§ **Job**
In the data below, find every line that has the string "Name", and copy it.
○ ○ ○ ○ ○ ○ ○
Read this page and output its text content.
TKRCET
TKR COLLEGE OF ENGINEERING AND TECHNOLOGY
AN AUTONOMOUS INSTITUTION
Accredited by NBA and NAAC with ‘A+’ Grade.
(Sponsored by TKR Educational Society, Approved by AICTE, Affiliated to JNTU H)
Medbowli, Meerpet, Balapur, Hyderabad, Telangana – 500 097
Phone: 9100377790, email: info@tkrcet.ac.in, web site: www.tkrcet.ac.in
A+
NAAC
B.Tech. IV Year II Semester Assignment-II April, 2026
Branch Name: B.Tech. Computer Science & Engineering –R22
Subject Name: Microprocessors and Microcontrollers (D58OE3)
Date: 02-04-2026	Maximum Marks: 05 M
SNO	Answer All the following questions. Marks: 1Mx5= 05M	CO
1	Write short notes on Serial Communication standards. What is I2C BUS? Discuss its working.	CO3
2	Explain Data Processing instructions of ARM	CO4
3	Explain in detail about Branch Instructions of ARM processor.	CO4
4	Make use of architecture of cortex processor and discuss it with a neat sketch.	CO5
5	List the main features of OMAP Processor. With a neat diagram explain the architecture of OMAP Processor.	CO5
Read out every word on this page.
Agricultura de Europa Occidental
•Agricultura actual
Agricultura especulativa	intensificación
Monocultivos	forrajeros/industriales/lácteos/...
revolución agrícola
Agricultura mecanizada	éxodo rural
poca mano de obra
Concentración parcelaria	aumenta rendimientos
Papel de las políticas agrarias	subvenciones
○ ○ ○ ○ ○ ○ ○
§ **Written solution**
Branch Name: B.Tech. Computer Science & Engineering –R22
Subject Name: Microprocessors and Microcontrollers (D58OE3)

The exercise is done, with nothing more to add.